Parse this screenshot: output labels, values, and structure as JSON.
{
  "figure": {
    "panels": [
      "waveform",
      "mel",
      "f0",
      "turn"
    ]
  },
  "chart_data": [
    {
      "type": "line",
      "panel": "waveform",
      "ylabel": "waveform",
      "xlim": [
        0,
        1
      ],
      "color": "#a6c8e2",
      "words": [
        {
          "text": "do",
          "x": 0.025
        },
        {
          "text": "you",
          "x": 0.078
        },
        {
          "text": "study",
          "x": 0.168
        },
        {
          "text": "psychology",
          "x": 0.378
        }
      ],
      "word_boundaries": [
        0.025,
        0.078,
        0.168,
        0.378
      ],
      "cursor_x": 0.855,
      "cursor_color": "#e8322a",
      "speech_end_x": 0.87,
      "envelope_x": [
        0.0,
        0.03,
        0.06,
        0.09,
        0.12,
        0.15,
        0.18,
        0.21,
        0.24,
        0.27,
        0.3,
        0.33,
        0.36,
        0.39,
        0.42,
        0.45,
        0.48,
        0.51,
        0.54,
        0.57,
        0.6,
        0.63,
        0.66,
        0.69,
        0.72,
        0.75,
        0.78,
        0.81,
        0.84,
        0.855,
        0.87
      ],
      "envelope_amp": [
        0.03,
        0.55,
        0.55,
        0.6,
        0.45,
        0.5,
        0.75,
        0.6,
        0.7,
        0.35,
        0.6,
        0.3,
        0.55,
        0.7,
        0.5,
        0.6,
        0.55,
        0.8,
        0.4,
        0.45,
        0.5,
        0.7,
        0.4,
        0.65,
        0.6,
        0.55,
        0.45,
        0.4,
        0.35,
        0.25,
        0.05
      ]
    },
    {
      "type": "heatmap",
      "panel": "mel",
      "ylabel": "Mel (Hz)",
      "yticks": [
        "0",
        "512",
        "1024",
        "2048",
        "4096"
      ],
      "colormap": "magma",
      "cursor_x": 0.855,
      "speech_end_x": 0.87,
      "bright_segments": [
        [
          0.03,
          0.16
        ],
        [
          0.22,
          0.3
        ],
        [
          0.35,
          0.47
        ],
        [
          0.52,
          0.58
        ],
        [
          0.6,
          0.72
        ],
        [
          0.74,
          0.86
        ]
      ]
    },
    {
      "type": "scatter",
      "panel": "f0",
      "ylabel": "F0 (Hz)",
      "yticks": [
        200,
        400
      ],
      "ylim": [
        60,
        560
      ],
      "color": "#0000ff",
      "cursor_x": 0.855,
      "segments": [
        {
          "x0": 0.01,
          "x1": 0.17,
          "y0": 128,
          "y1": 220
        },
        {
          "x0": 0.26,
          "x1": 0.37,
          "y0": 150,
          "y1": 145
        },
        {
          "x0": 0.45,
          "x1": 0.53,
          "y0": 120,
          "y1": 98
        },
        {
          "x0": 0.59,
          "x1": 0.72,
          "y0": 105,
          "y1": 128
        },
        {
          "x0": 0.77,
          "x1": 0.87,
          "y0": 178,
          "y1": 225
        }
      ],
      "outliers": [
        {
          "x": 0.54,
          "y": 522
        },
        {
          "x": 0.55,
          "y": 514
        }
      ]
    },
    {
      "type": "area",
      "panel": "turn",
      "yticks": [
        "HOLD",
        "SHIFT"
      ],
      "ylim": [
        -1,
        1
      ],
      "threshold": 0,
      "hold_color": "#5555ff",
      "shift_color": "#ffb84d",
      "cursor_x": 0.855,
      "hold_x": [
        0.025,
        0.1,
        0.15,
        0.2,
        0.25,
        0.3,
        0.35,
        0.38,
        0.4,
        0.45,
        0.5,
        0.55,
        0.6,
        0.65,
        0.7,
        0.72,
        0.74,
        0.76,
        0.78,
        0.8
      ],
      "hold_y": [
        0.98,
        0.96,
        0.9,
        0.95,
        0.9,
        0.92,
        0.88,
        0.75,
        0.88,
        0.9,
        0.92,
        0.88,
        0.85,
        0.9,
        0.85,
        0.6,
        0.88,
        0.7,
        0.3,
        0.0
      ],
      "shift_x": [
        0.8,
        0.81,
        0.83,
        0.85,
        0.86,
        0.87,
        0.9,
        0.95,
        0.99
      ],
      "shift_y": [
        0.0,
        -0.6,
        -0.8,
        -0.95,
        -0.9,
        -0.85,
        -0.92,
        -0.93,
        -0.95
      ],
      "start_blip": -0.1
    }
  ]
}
====
Within the material above, find the lines that contain the word "ylabel"; copy them.

▶ _Written solution_
      "ylabel": "waveform",
      "ylabel": "Mel (Hz)",
      "ylabel": "F0 (Hz)",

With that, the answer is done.